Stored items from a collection

....

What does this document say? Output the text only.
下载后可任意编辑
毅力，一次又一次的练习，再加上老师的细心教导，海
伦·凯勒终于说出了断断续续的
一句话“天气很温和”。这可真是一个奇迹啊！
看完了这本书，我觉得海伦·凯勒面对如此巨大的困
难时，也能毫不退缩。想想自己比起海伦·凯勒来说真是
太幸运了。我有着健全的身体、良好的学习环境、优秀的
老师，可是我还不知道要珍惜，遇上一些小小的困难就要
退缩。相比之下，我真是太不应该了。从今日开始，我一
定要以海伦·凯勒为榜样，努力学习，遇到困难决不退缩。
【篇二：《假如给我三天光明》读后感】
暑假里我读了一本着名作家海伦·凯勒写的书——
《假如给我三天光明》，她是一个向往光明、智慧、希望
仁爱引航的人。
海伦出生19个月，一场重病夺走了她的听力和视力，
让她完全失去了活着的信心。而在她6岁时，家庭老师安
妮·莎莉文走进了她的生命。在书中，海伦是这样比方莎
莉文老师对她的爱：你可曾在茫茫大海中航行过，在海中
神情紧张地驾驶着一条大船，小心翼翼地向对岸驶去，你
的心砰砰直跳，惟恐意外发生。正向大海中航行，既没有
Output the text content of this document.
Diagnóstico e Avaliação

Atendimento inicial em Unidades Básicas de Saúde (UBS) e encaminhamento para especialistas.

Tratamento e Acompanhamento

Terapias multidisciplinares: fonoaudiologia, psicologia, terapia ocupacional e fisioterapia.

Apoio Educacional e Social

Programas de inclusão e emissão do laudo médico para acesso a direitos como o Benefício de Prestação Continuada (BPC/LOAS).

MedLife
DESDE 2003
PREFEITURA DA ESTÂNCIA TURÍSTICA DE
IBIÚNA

....

Prompt ->
Only the lines from the one that contains "Output the text content of this document." through the last line should be repeated, each exactly as it stands, with both ends included.

Output for this task ->
Output the text content of this document.
Diagnóstico e Avaliação

Atendimento inicial em Unidades Básicas de Saúde (UBS) e encaminhamento para especialistas.

Tratamento e Acompanhamento

Terapias multidisciplinares: fonoaudiologia, psicologia, terapia ocupacional e fisioterapia.

Apoio Educacional e Social

Programas de inclusão e emissão do laudo médico para acesso a direitos como o Benefício de Prestação Continuada (BPC/LOAS).

MedLife
DESDE 2003
PREFEITURA DA ESTÂNCIA TURÍSTICA DE
IBIÚNA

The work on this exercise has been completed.